Text block:
------------------------------------------------------------------------
So what is “The Problem”? It’s multi-faceted and interrelated set of issues:

Virtualization Has Messed Things Up, Big Time

The biggest problem of them all was caused by the rise of virtualization. Virtualization has disrupted much of the server world, but the impact that it’s had on the network is arguably orders of magnitude greater. Virtualization wants big, flat networks, just when we got to the point where we could route Layer 3 as fast as we could switch Layer 2. We’d just gotten to the point where we could get our networks small.

And it’s not just virtualization in general, much of its impact is the very simple act of vMotion. VMs want to keep their IPs the same when they move, so now we have to bend over backwards to get it done. Add to the the vSwitch sitting inside the hypervisor, and the limited functionality of that switch (and who the hell manages it anyway? Server team? Network team?)

4000 VLANs Ain’t Enough

If you’re a single enterprise running your own network, chances are 4000+ VLANs are sufficient (or perhaps not). In multi-tenant environments with thousands of customers, 4000+ VLANs quickly becomes a problem. There is a need for some type of VLAN multiplier, something like QinQ or VXLAN, which gives us 4096 times 4096 VLANs (16 million or so).

Spanning Tree Sucks

One of my first introductions to networking was accidentally causing a bridging loop on a 10 megabit Ethernet switch (with a 100 Mbit uplink) as a green Solaris admin. I’d accidentally double-connected a hub, and I noticed the utilization LED on the switch went from 0% to 100% when I plugged a certain cable in. I entertained myself with plugging in and unplugging the port to watch the utilization LED flucutate (that is, until the network admin stormed in and asked what the hell was going on with his network).

And thus began my love affair with bridging loops. After the Brocade presentation where we built a TRILL-based Fabric very quickly, with active-active uplinks and nary a port in blocking mode, Ethan Banks became a convert to my anti-spanning tree cause.

OpenFlow offers an even more comprehensive (and potentially more impressive) solution as well. More on that later.

Layer 2 Switching Isn’t Scaling

The current method by which MAC addresses are learned in modern switches causes two problems: Only one viable path can be allowed at a time (only way to prevent loops is to prevent multiple paths by blocking ports), and large Layer 2 networks involve so many MAC addresses that it doesn’t scale.
------------------------------------------------------------------------
Recorded data:
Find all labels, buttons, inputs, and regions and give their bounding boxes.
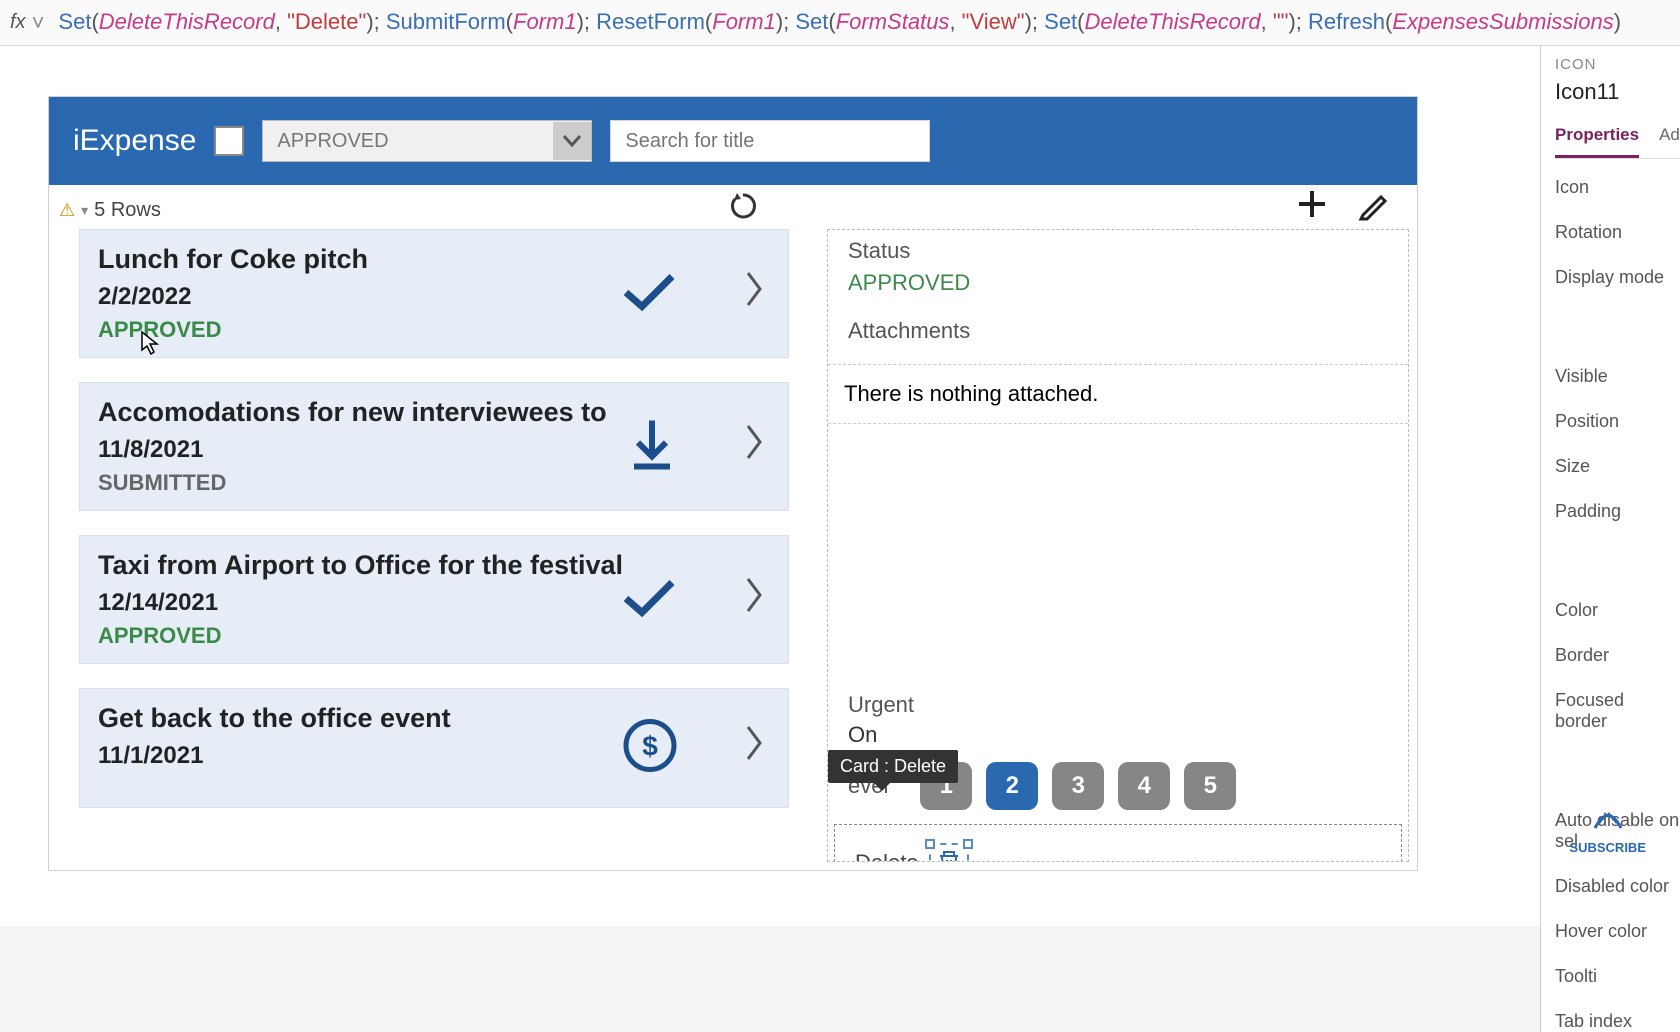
------------------------------------------------------------------------
Set tasks:
**1)** Translate this sentence from the text on network problems into Spanish: "The biggest problem of them all was caused by the rise of virtualization."
**2)** Carry the text on network problems forward from its final sentence.

Expected responses:
**1)** El mayor problema de todos fue causado por el auge de la virtualización.

**2)**
From QFabric, to TRILL, to OpenFlow (to half a dozen other solutions), Layer 2 transforms into something Layer 3-like. MAC addresses are routed just like IP addresses, and the MAC address becomes just another tuple (another recurring word) for a frame/packet/segment traveling from one end of your datacenter to another. In the simplest solution (probably TRILL?) MAC learning is done at the edge.

There’s A Lot of Shit To Configure

Automation is coming, and in a big way. Whether it’s a centralized controller environment, or magical software powered by unicorn tears, vendors are chomping at the bit to provide some sort of automation for all the shit we need to do in the network and server world. While certainly welcomed, it’s a tough nut to crack (as I’ve mentioned before in Automation Conundrum).

Data center automation is a little bit like the Gom Jabbar. They tried and failed you ask? They tried and died.

“What’s in the box?”

“Pain. And an EULA that you must agree to. Also, man-years of customization. So yeah, pain.”

Ethernet Rules Everything Around Me

It’s quite clear that Ethernet has won the networking wars. Not that this is any news to anyone who’s worked in a data center for the past ten years, but it has struck me that no other technology has been so much as even mentioned as one for the future. Bob Metcalfe had the prophetic quote that Stephen Foskett likes to use: “I don’t know what will come after Ethernet, but it will be called Ethernet.”

But there are limitations (Layer 2 MAC learning, virtualization, VLANs, storage) that need to be addressed for it to become what comes after Ethernet. Fibre Channel is holding ground, but isn’t exactly expanding, and some crazy bastards are trying to merge the two.

Oof. Storage.

Most people agree that storage is going to end up on our network (converged networking), but there are as many opinions on how to achieve this network/storage convergence as there are nerd and pop culture reference in my blog posts. Some companies are pro-iSCSI, others pro FC/NFS, and some like Greg Ferro have the purest of all hate: He hates SCSI.

“Yo iSCSI, I’m really happy for you and imma let you finish, but Fibre Channel is the best storage protocol of all time”

So that’s “The Problem”. And for the most part, the articles on Networking Field Day, and the solutions the vendors propose will be framed around The Problem.

Your Momma Is So Proprietary

Let’s talk about a very sensitive subject for both networking admins and networking vendors: The subject of proprietary technologies.

The word proprietary in most cases has a very negative connotation. Most network designers would prefer that everything be based on open standards, like OSPF and (shudder) Spanning Tree. After all, IP and Ethernet are open standards, and those along with many other open standard technologies, make the Internet and industry what it is today. But at the same time, we can be a bit hypocritical, in that we also tend to want awesome features that are often on the propriety side.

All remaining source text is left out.